◆ **WHAT YOU NEED TO DO**: Go through each line of the records below and count those with the word "repository"; give only the total.

◆ **RECORDS PROVIDED**:
"""

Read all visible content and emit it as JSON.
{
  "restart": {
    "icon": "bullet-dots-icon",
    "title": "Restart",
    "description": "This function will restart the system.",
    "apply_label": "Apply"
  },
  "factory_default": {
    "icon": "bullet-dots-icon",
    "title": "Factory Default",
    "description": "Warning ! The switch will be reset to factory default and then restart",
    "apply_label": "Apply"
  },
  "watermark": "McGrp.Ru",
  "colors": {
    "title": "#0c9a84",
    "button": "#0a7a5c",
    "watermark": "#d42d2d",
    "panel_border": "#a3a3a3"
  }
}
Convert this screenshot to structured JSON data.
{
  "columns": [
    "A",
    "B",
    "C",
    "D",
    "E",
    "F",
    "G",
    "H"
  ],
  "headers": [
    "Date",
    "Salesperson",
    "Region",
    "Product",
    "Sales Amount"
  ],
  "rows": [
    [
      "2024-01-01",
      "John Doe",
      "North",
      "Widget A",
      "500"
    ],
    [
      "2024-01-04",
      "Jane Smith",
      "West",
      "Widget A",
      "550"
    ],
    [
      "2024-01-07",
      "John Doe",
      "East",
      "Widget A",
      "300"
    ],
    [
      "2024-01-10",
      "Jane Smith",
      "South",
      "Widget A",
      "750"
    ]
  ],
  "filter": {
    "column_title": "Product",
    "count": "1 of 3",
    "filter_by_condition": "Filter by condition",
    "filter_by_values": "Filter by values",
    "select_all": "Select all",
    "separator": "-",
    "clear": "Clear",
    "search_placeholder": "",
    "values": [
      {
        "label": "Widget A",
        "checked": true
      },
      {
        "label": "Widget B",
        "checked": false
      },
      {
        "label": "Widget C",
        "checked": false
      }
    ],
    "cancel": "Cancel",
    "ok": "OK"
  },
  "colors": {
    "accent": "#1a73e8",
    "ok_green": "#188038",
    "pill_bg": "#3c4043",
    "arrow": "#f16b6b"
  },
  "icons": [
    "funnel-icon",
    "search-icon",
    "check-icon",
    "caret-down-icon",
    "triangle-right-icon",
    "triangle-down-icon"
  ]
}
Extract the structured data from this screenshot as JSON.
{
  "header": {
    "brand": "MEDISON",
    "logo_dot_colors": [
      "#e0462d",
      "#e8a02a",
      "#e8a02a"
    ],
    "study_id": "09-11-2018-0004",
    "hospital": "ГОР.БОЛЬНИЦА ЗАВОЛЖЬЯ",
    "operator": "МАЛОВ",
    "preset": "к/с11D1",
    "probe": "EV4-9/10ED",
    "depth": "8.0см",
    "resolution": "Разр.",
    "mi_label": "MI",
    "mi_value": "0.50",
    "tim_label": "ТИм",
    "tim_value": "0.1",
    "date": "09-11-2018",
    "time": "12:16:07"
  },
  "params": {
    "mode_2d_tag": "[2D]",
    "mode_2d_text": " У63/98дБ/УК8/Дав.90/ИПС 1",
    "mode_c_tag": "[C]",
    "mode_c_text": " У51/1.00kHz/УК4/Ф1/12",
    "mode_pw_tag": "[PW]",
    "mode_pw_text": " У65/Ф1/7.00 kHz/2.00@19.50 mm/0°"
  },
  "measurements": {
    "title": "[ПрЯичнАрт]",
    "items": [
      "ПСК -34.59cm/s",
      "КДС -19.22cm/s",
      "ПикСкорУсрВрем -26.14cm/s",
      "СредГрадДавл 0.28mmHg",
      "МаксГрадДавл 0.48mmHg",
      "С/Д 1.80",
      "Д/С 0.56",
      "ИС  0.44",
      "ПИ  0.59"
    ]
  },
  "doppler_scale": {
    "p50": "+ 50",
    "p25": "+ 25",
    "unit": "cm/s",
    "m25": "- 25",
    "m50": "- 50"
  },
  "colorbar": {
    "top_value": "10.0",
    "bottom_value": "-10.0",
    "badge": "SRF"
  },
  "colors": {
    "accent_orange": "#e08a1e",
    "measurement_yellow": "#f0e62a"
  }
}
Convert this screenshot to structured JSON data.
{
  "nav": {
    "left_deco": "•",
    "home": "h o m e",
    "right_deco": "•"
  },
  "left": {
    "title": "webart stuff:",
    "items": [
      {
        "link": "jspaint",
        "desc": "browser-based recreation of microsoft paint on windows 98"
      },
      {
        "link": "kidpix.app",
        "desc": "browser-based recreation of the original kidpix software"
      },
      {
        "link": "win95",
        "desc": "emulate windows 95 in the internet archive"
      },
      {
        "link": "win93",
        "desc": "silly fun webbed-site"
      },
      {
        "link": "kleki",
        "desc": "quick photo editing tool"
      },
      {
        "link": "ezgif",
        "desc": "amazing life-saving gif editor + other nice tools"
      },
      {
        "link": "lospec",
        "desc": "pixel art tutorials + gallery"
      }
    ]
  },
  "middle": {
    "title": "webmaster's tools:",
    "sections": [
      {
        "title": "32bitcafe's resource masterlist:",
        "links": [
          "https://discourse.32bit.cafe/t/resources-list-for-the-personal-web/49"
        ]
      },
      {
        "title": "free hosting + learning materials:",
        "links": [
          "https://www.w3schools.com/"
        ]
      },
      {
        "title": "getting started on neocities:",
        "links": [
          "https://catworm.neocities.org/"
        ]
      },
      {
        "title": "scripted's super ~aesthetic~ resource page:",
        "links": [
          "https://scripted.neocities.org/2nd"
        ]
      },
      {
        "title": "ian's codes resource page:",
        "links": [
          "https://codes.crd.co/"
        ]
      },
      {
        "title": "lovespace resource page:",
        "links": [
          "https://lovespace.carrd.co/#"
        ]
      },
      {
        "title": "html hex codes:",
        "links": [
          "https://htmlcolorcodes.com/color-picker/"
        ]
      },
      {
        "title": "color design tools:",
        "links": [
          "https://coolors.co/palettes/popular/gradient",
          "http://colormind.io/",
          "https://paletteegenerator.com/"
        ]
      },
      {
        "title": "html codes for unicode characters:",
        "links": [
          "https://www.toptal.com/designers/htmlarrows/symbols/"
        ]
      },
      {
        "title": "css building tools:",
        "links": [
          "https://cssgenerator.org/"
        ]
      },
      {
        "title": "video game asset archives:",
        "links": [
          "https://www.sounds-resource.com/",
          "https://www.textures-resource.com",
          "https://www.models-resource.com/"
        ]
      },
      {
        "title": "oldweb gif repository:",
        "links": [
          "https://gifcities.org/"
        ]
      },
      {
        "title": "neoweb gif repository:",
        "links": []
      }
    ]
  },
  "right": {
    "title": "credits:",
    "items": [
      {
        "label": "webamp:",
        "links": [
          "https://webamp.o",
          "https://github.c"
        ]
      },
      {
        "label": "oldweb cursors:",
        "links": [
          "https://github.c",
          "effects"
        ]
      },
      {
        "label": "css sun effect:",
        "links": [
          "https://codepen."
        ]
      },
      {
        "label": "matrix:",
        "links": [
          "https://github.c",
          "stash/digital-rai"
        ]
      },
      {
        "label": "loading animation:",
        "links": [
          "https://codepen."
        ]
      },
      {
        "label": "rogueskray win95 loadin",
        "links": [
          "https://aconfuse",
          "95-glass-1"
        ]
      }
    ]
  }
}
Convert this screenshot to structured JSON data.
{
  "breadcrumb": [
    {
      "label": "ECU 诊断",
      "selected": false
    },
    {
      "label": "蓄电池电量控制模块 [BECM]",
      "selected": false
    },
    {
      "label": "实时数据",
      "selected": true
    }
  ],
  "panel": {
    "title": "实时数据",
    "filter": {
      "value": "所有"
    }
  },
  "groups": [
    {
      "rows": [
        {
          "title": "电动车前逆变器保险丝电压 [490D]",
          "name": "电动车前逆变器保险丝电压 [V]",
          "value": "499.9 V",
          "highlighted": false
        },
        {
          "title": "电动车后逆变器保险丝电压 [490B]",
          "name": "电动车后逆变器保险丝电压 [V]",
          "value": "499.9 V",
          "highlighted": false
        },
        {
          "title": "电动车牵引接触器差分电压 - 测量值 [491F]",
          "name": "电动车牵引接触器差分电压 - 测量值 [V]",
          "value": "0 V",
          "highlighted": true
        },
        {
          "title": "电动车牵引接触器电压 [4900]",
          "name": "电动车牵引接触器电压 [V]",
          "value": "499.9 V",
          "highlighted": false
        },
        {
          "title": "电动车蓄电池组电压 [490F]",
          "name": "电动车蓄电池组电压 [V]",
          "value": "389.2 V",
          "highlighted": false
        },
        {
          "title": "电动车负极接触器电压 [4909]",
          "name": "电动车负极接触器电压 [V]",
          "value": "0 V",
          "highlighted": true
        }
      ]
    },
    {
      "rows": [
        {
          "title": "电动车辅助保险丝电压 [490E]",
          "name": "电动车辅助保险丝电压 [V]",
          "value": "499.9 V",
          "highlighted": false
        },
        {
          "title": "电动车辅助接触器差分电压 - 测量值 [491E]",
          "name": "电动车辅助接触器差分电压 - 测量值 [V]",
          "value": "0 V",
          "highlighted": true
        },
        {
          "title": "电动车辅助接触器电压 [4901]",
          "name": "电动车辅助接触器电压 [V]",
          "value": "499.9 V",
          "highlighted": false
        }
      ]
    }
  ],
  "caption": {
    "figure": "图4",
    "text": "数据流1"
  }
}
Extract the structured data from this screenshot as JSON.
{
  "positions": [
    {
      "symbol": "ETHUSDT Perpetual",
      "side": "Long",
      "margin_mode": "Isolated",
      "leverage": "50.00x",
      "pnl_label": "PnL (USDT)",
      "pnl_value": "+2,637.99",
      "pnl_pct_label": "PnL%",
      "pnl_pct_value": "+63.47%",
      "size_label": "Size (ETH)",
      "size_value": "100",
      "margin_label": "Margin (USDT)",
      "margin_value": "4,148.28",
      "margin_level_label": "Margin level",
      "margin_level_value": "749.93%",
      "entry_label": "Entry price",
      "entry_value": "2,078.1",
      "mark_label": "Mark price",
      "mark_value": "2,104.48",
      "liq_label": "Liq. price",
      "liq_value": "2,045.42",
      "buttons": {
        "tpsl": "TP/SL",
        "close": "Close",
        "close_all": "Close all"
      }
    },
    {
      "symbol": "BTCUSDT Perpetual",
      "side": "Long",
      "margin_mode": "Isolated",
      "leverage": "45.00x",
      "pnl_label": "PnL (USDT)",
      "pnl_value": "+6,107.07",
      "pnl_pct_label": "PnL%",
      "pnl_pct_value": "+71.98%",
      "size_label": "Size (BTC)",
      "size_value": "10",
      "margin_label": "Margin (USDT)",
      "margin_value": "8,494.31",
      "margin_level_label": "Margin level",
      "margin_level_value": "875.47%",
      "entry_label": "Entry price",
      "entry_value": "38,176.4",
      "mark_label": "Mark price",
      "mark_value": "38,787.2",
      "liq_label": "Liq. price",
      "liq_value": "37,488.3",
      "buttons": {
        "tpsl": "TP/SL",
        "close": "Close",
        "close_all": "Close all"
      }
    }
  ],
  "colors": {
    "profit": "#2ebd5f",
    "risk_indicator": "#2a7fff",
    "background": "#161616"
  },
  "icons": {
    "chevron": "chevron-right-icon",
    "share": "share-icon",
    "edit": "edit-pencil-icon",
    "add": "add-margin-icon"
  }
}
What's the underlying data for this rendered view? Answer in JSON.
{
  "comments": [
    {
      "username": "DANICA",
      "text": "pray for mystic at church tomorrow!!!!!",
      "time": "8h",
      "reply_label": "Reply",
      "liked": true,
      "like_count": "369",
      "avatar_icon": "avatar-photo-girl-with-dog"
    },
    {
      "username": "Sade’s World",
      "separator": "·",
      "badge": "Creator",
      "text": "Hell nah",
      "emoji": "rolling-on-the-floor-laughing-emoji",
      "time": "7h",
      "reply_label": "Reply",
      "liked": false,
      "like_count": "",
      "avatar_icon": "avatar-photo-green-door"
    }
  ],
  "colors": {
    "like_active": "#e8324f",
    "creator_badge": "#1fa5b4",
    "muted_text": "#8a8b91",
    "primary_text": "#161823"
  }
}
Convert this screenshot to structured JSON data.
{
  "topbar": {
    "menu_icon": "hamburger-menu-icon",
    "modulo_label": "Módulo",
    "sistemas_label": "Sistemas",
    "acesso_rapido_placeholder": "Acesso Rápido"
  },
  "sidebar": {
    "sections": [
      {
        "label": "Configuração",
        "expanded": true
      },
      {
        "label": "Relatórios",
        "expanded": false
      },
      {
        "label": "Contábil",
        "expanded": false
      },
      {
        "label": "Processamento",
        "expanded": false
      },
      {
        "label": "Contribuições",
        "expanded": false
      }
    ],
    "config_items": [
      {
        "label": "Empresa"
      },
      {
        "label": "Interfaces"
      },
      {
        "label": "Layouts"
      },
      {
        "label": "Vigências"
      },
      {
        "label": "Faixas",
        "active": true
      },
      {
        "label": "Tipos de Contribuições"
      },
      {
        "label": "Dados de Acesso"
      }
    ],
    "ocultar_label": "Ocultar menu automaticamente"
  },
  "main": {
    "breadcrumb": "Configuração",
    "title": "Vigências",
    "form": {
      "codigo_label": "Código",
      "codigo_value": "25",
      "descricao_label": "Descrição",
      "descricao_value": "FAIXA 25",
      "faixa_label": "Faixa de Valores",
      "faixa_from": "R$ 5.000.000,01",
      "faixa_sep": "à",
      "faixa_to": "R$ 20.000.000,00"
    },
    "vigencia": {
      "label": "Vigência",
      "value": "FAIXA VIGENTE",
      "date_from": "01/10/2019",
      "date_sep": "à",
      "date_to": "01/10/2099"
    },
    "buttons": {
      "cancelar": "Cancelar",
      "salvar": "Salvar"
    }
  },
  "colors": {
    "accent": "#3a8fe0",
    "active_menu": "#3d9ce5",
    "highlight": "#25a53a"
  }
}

"""

◆ **CORRECT RESULT**: 2